DOCUMENT SEGMENT
Adhikaris share stands at Rs.1860. Share prize of Zee Telefilms
has increased by 100 per cent since the financial year 1998. Opening price
of the share of TV18 was 182, today it is selling at Rs.1650. It has been
a vertical climb and the buyers are going crazy. The figures are so lucrative
that anybody who is somebody in entertainment media is either going public
of is in the process of doing so, a trend that is scary for the finanicial
circuit.
According to Shyam Malpani, CA and a financial expert on the matters of
share market, Such trends are always visible in the market. Earlier
there were innumerable finance companies floating in the market, where
are they today? Now it is the time of entertainment software companies
because leaders like Zee and Adhikaris have set a good example. But only
the ones with good package will last. Rest will perish within a year or
so.
Cinevista too is going public. On February 7, during book building only,
the company got a premium of Rs.300 on the original price. Cinevista cashed
for a mininum of investment of Rs.10 lakhs (5000 shares) their shares
were sold for Rs 500 black. It was also 90 times over subscribed. According
to company spokesperson, We did not expect such response, but it
was good for our moral.
Nimbus too, is going the same route. Their price bond is between Rs.300
to 400 and they are looking for an issue of 192 crores. Last week only
they have filed prospects to pave way for this move. Another is Yash Management
and Satellite Ltd. In the last three months their share price went up
by 22 times.
What is it that fetches such a overwhelming response in an otherwise slow
growing share market and how long will it last? Of late entertainment
companies have scaled heights and set the trend. Due to advertisers and
sponsors, huge wealth accumulation is anticipated. On the surface, everything
is hunky dory. Television is growing in software technology and looks
lucrative. Gradually this boom is going to settle down. Since it is going
high tech, companies with their own channel will do much better than others.

THE EXERCISE
Extend the article on the share-market boom in entertainment companies, picking up right after its last sentence.

RAW RECORDS
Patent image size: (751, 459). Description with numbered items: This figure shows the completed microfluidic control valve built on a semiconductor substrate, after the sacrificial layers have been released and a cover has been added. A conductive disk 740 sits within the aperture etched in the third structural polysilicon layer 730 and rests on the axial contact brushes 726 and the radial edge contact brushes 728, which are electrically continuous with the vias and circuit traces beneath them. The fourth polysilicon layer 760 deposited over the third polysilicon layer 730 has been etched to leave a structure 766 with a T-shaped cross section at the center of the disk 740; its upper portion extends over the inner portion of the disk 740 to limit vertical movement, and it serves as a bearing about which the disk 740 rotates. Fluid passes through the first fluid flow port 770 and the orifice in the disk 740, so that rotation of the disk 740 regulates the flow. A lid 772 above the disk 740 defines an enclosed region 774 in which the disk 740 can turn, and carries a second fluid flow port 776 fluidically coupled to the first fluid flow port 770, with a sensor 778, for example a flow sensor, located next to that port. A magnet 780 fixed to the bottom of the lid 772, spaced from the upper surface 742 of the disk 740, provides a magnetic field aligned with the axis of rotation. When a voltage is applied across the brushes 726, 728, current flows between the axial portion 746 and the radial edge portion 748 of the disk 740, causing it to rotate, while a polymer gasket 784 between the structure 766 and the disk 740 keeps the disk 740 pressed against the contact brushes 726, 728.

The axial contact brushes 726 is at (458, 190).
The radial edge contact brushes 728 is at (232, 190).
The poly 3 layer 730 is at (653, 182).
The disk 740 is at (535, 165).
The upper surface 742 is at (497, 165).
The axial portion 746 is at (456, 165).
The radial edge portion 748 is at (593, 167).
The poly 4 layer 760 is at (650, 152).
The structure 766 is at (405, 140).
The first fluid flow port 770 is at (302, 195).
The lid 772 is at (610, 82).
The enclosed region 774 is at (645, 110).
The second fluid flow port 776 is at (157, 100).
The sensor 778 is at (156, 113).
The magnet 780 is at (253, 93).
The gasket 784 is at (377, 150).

OUTPUT
Originally they have shot up un-proportionally but within two years we
will see the true worth of each, said Atul Mehta, financial advisor
to Film Center.
This boom, in the meanwhile, is inspiring many more to rope in public
money. Creative Eye, Raman Kumar, Ekta Kapoor, Devgan Productions and
quite a few others are eyeing the huge market to generate funds and expand.
However, the moot question is that when private channels are funding the
producer for programmes and when on DD one can start recovering cost within
30 days, where is the need to bring in such huge public money? It is not
enough to merely say that market is good. We are turning
into broadcasters by mid March. Investment in such activities is much
higher than ones own capacity. If I were only a production house
I could have managed with my own funds, but now I do need larger funds
to grow as a channel. Ive not jumped on the bandwagon just like
that, said Markand Adhikari, justifying his move.
According to Uday Merchant, a stock exchange expert, it is the outcome
of a gap between demand and supply. Zee and Adhikari did well, so investors
expect all of them to give the same results. Media companies are encashing
on this belief. The info tech companies and the media barons will boom
for another six months. Then there will be no takers for the B grade companies.
Only the ones who are performance oriented will stay. The rest will be
gone like the finance companies. He believes that it is simply the
case of more money chasing fewer stocks.
So is it a bad bargain to invest in entertainment software companies?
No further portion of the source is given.